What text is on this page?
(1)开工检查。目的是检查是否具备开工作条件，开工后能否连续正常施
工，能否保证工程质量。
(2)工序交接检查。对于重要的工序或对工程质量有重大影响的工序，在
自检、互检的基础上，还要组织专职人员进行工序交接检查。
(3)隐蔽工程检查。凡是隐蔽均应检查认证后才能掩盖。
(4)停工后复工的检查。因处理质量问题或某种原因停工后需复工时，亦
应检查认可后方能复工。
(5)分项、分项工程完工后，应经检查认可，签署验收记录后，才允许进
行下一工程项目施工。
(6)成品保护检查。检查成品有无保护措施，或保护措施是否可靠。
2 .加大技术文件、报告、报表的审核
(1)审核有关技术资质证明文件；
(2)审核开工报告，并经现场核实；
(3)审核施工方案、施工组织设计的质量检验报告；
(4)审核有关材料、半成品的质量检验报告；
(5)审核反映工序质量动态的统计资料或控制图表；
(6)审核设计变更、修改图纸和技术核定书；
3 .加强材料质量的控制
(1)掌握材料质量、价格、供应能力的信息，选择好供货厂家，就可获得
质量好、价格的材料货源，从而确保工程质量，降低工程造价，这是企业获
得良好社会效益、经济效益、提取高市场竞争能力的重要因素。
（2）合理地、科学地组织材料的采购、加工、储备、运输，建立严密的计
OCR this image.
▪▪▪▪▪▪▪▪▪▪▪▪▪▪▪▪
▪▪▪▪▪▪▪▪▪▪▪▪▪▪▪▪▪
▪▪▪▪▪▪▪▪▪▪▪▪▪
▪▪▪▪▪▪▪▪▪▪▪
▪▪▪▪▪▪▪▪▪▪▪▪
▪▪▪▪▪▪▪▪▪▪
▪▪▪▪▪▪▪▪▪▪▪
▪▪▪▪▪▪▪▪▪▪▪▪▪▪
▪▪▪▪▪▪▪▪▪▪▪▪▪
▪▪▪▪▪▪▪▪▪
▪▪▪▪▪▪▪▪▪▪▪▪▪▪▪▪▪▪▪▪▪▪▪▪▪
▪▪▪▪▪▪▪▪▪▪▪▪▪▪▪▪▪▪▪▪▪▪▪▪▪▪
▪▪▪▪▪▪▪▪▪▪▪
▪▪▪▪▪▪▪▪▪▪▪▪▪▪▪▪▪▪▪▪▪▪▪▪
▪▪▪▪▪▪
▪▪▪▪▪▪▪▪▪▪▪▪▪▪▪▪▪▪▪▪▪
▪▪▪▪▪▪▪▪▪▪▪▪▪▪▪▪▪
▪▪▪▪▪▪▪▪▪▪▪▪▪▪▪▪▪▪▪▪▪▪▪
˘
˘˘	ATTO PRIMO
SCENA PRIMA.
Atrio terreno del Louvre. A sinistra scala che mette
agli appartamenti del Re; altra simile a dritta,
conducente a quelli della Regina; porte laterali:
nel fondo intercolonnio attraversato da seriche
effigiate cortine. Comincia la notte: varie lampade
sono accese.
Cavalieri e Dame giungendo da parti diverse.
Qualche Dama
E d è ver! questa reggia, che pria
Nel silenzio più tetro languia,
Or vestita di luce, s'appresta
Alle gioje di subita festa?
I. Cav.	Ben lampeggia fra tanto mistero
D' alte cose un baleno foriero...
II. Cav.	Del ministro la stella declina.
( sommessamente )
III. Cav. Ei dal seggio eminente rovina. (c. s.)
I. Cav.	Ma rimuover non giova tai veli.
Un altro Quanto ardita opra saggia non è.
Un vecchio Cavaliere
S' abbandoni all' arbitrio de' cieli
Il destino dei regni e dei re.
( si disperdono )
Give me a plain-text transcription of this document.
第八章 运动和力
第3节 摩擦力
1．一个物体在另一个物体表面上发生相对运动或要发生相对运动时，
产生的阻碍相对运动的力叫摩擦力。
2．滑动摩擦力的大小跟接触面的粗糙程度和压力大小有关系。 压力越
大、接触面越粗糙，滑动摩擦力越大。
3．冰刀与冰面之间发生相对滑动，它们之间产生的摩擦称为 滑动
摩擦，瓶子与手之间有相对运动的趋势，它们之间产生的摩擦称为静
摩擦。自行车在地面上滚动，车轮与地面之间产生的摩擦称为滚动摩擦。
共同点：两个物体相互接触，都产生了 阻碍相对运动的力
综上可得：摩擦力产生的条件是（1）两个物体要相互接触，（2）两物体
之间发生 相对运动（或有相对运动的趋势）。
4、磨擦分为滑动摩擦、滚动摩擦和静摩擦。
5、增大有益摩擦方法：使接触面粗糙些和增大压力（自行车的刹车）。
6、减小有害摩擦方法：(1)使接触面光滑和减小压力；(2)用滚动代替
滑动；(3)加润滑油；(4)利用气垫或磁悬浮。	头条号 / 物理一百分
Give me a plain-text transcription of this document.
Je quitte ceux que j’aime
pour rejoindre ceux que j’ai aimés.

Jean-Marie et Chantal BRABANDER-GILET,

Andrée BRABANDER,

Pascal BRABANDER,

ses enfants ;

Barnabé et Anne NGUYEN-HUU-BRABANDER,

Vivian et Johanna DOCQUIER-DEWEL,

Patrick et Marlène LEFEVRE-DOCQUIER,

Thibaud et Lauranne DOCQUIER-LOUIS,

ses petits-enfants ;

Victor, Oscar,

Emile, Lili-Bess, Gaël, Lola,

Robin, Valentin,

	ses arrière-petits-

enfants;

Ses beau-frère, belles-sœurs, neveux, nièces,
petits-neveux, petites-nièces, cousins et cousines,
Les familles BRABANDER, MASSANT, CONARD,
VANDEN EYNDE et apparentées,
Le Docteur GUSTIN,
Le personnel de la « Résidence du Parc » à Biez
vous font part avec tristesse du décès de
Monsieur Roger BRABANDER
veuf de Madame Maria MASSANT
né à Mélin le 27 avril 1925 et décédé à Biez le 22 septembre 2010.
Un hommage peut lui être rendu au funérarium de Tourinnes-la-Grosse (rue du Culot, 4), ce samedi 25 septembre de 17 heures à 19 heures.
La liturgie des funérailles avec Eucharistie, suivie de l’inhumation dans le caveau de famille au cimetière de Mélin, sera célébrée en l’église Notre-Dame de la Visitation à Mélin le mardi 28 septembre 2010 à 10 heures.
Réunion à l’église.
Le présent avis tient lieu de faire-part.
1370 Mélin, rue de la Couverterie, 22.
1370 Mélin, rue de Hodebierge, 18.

· · · · · · ·

Return all of the entries exactly as written.

• OUTPUT OF THE EXERCISE:
What text is on this page?
(1)开工检查。目的是检查是否具备开工作条件，开工后能否连续正常施
工，能否保证工程质量。
(2)工序交接检查。对于重要的工序或对工程质量有重大影响的工序，在
自检、互检的基础上，还要组织专职人员进行工序交接检查。
(3)隐蔽工程检查。凡是隐蔽均应检查认证后才能掩盖。
(4)停工后复工的检查。因处理质量问题或某种原因停工后需复工时，亦
应检查认可后方能复工。
(5)分项、分项工程完工后，应经检查认可，签署验收记录后，才允许进
行下一工程项目施工。
(6)成品保护检查。检查成品有无保护措施，或保护措施是否可靠。
2 .加大技术文件、报告、报表的审核
(1)审核有关技术资质证明文件；
(2)审核开工报告，并经现场核实；
(3)审核施工方案、施工组织设计的质量检验报告；
(4)审核有关材料、半成品的质量检验报告；
(5)审核反映工序质量动态的统计资料或控制图表；
(6)审核设计变更、修改图纸和技术核定书；
3 .加强材料质量的控制
(1)掌握材料质量、价格、供应能力的信息，选择好供货厂家，就可获得
质量好、价格的材料货源，从而确保工程质量，降低工程造价，这是企业获
得良好社会效益、经济效益、提取高市场竞争能力的重要因素。
（2）合理地、科学地组织材料的采购、加工、储备、运输，建立严密的计
OCR this image.
▪▪▪▪▪▪▪▪▪▪▪▪▪▪▪▪
▪▪▪▪▪▪▪▪▪▪▪▪▪▪▪▪▪
▪▪▪▪▪▪▪▪▪▪▪▪▪
▪▪▪▪▪▪▪▪▪▪▪
▪▪▪▪▪▪▪▪▪▪▪▪
▪▪▪▪▪▪▪▪▪▪
▪▪▪▪▪▪▪▪▪▪▪
▪▪▪▪▪▪▪▪▪▪▪▪▪▪
▪▪▪▪▪▪▪▪▪▪▪▪▪
▪▪▪▪▪▪▪▪▪
▪▪▪▪▪▪▪▪▪▪▪▪▪▪▪▪▪▪▪▪▪▪▪▪▪
▪▪▪▪▪▪▪▪▪▪▪▪▪▪▪▪▪▪▪▪▪▪▪▪▪▪
▪▪▪▪▪▪▪▪▪▪▪
▪▪▪▪▪▪▪▪▪▪▪▪▪▪▪▪▪▪▪▪▪▪▪▪
▪▪▪▪▪▪
▪▪▪▪▪▪▪▪▪▪▪▪▪▪▪▪▪▪▪▪▪
▪▪▪▪▪▪▪▪▪▪▪▪▪▪▪▪▪
▪▪▪▪▪▪▪▪▪▪▪▪▪▪▪▪▪▪▪▪▪▪▪
˘
˘˘	ATTO PRIMO
SCENA PRIMA.
Atrio terreno del Louvre. A sinistra scala che mette
agli appartamenti del Re; altra simile a dritta,
conducente a quelli della Regina; porte laterali:
nel fondo intercolonnio attraversato da seriche
effigiate cortine. Comincia la notte: varie lampade
sono accese.
Cavalieri e Dame giungendo da parti diverse.
Qualche Dama
E d è ver! questa reggia, che pria
Nel silenzio più tetro languia,
Or vestita di luce, s'appresta
Alle gioje di subita festa?
I. Cav.	Ben lampeggia fra tanto mistero
D' alte cose un baleno foriero...
II. Cav.	Del ministro la stella declina.
( sommessamente )
III. Cav. Ei dal seggio eminente rovina. (c. s.)
I. Cav.	Ma rimuover non giova tai veli.
Un altro Quanto ardita opra saggia non è.
Un vecchio Cavaliere
S' abbandoni all' arbitrio de' cieli
Il destino dei regni e dei re.
( si disperdono )
Give me a plain-text transcription of this document.
第八章 运动和力
第3节 摩擦力
1．一个物体在另一个物体表面上发生相对运动或要发生相对运动时，
产生的阻碍相对运动的力叫摩擦力。
2．滑动摩擦力的大小跟接触面的粗糙程度和压力大小有关系。 压力越
大、接触面越粗糙，滑动摩擦力越大。
3．冰刀与冰面之间发生相对滑动，它们之间产生的摩擦称为 滑动
摩擦，瓶子与手之间有相对运动的趋势，它们之间产生的摩擦称为静
摩擦。自行车在地面上滚动，车轮与地面之间产生的摩擦称为滚动摩擦。
共同点：两个物体相互接触，都产生了 阻碍相对运动的力
综上可得：摩擦力产生的条件是（1）两个物体要相互接触，（2）两物体
之间发生 相对运动（或有相对运动的趋势）。
4、磨擦分为滑动摩擦、滚动摩擦和静摩擦。
5、增大有益摩擦方法：使接触面粗糙些和增大压力（自行车的刹车）。
6、减小有害摩擦方法：(1)使接触面光滑和减小压力；(2)用滚动代替
滑动；(3)加润滑油；(4)利用气垫或磁悬浮。	头条号 / 物理一百分
Give me a plain-text transcription of this document.
Je quitte ceux que j’aime
pour rejoindre ceux que j’ai aimés.

Jean-Marie et Chantal BRABANDER-GILET,

Andrée BRABANDER,

Pascal BRABANDER,

ses enfants ;

Barnabé et Anne NGUYEN-HUU-BRABANDER,

Vivian et Johanna DOCQUIER-DEWEL,

Patrick et Marlène LEFEVRE-DOCQUIER,

Thibaud et Lauranne DOCQUIER-LOUIS,

ses petits-enfants ;

Victor, Oscar,

Emile, Lili-Bess, Gaël, Lola,

Robin, Valentin,

	ses arrière-petits-

enfants;

Ses beau-frère, belles-sœurs, neveux, nièces,
petits-neveux, petites-nièces, cousins et cousines,
Les familles BRABANDER, MASSANT, CONARD,
VANDEN EYNDE et apparentées,
Le Docteur GUSTIN,
Le personnel de la « Résidence du Parc » à Biez
vous font part avec tristesse du décès de
Monsieur Roger BRABANDER
veuf de Madame Maria MASSANT
né à Mélin le 27 avril 1925 et décédé à Biez le 22 septembre 2010.
Un hommage peut lui être rendu au funérarium de Tourinnes-la-Grosse (rue du Culot, 4), ce samedi 25 septembre de 17 heures à 19 heures.
La liturgie des funérailles avec Eucharistie, suivie de l’inhumation dans le caveau de famille au cimetière de Mélin, sera célébrée en l’église Notre-Dame de la Visitation à Mélin le mardi 28 septembre 2010 à 10 heures.
Réunion à l’église.
Le présent avis tient lieu de faire-part.
1370 Mélin, rue de la Couverterie, 22.
1370 Mélin, rue de Hodebierge, 18.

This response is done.